--- BEGIN EXTRACTED INFORMATION ---

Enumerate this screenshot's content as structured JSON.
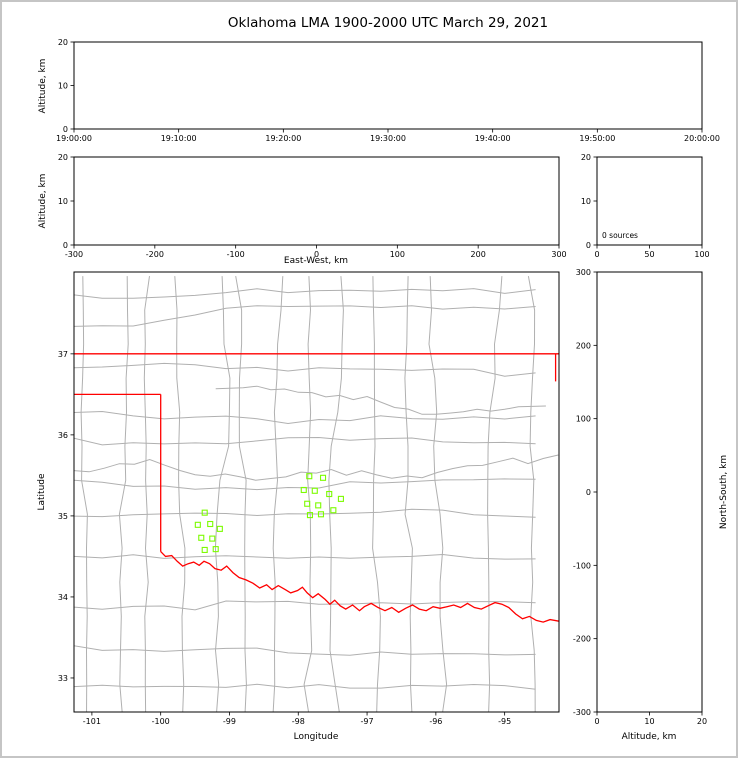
{
  "title": "Oklahoma LMA 1900-2000 UTC March 29, 2021",
  "colors": {
    "state_border": "#ff0000",
    "county_lines": "#b0b0b0",
    "station_marker": "#7cfc00",
    "axes": "#000000",
    "background": "#ffffff",
    "frame": "#c5c5c5"
  },
  "chart_data": [
    {
      "type": "scatter",
      "id": "time_altitude",
      "ylabel": "Altitude, km",
      "ylim": [
        0,
        20
      ],
      "yticks": [
        0,
        10,
        20
      ],
      "xticks_labels": [
        "19:00:00",
        "19:10:00",
        "19:20:00",
        "19:30:00",
        "19:40:00",
        "19:50:00",
        "20:00:00"
      ],
      "points": []
    },
    {
      "type": "scatter",
      "id": "eastwest_altitude",
      "xlabel": "East-West, km",
      "ylabel": "Altitude, km",
      "xlim": [
        -300,
        300
      ],
      "xticks": [
        -300,
        -200,
        -100,
        0,
        100,
        200,
        300
      ],
      "ylim": [
        0,
        20
      ],
      "yticks": [
        0,
        10,
        20
      ],
      "points": []
    },
    {
      "type": "histogram",
      "id": "altitude_histogram",
      "annotation": "0 sources",
      "xlim": [
        0,
        100
      ],
      "xticks": [
        0,
        50,
        100
      ],
      "ylim": [
        0,
        20
      ],
      "yticks": [
        0,
        10,
        20
      ],
      "values": []
    },
    {
      "type": "scatter",
      "id": "plan_view_map",
      "xlabel": "Longitude",
      "ylabel": "Latitude",
      "xlim": [
        -101.26,
        -94.21
      ],
      "xticks": [
        -101,
        -100,
        -99,
        -98,
        -97,
        -96,
        -95
      ],
      "ylim": [
        32.58,
        38.01
      ],
      "yticks": [
        33,
        34,
        35,
        36,
        37
      ],
      "stations_lonlat": [
        [
          -97.84,
          35.49
        ],
        [
          -97.64,
          35.47
        ],
        [
          -97.92,
          35.32
        ],
        [
          -97.76,
          35.31
        ],
        [
          -97.55,
          35.27
        ],
        [
          -97.38,
          35.21
        ],
        [
          -97.87,
          35.15
        ],
        [
          -97.71,
          35.13
        ],
        [
          -97.83,
          35.01
        ],
        [
          -97.67,
          35.02
        ],
        [
          -97.49,
          35.07
        ],
        [
          -99.36,
          35.04
        ],
        [
          -99.46,
          34.89
        ],
        [
          -99.28,
          34.9
        ],
        [
          -99.14,
          34.84
        ],
        [
          -99.41,
          34.73
        ],
        [
          -99.25,
          34.72
        ],
        [
          -99.36,
          34.58
        ],
        [
          -99.2,
          34.59
        ]
      ],
      "state_border_segments": [
        [
          [
            -101.26,
            37.0
          ],
          [
            -94.21,
            37.0
          ]
        ],
        [
          [
            -94.26,
            37.0
          ],
          [
            -94.26,
            36.66
          ]
        ],
        [
          [
            -101.26,
            36.5
          ],
          [
            -100.0,
            36.5
          ]
        ],
        [
          [
            -100.0,
            36.5
          ],
          [
            -100.0,
            34.56
          ]
        ],
        [
          [
            -100.0,
            34.56
          ],
          [
            -99.93,
            34.5
          ],
          [
            -99.84,
            34.51
          ],
          [
            -99.76,
            34.44
          ],
          [
            -99.68,
            34.38
          ],
          [
            -99.6,
            34.41
          ],
          [
            -99.52,
            34.43
          ],
          [
            -99.44,
            34.39
          ],
          [
            -99.37,
            34.44
          ],
          [
            -99.29,
            34.41
          ],
          [
            -99.21,
            34.35
          ],
          [
            -99.12,
            34.33
          ],
          [
            -99.04,
            34.38
          ],
          [
            -98.95,
            34.3
          ],
          [
            -98.86,
            34.24
          ],
          [
            -98.76,
            34.21
          ],
          [
            -98.66,
            34.17
          ],
          [
            -98.56,
            34.11
          ],
          [
            -98.46,
            34.15
          ],
          [
            -98.38,
            34.09
          ],
          [
            -98.29,
            34.14
          ],
          [
            -98.19,
            34.09
          ],
          [
            -98.11,
            34.05
          ],
          [
            -98.01,
            34.08
          ],
          [
            -97.94,
            34.12
          ],
          [
            -97.87,
            34.05
          ],
          [
            -97.79,
            33.99
          ],
          [
            -97.71,
            34.04
          ],
          [
            -97.61,
            33.97
          ],
          [
            -97.54,
            33.91
          ],
          [
            -97.47,
            33.96
          ],
          [
            -97.39,
            33.89
          ],
          [
            -97.31,
            33.85
          ],
          [
            -97.21,
            33.9
          ],
          [
            -97.11,
            33.83
          ],
          [
            -97.04,
            33.88
          ],
          [
            -96.94,
            33.92
          ],
          [
            -96.84,
            33.87
          ],
          [
            -96.74,
            33.83
          ],
          [
            -96.64,
            33.87
          ],
          [
            -96.54,
            33.81
          ],
          [
            -96.44,
            33.86
          ],
          [
            -96.34,
            33.9
          ],
          [
            -96.24,
            33.85
          ],
          [
            -96.14,
            33.83
          ],
          [
            -96.04,
            33.88
          ],
          [
            -95.94,
            33.86
          ],
          [
            -95.84,
            33.88
          ],
          [
            -95.74,
            33.9
          ],
          [
            -95.64,
            33.87
          ],
          [
            -95.54,
            33.92
          ],
          [
            -95.44,
            33.87
          ],
          [
            -95.34,
            33.85
          ],
          [
            -95.24,
            33.89
          ],
          [
            -95.14,
            33.93
          ],
          [
            -95.04,
            33.91
          ],
          [
            -94.94,
            33.87
          ],
          [
            -94.84,
            33.79
          ],
          [
            -94.74,
            33.73
          ],
          [
            -94.64,
            33.76
          ],
          [
            -94.54,
            33.71
          ],
          [
            -94.44,
            33.69
          ],
          [
            -94.34,
            33.72
          ],
          [
            -94.21,
            33.7
          ]
        ]
      ]
    },
    {
      "type": "scatter",
      "id": "northsouth_altitude",
      "xlabel": "Altitude, km",
      "ylabel": "North-South, km",
      "xlim": [
        0,
        20
      ],
      "xticks": [
        0,
        10,
        20
      ],
      "ylim": [
        -300,
        300
      ],
      "yticks": [
        -300,
        -200,
        -100,
        0,
        100,
        200,
        300
      ],
      "points": []
    }
  ]
}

--- END EXTRACTED INFORMATION ---

## PROBLEM
Pull every line containing "ylabel" out of the data above.

## RESPONSE
      "ylabel": "Altitude, km",
      "ylabel": "Altitude, km",
      "ylabel": "Latitude",
      "ylabel": "North-South, km",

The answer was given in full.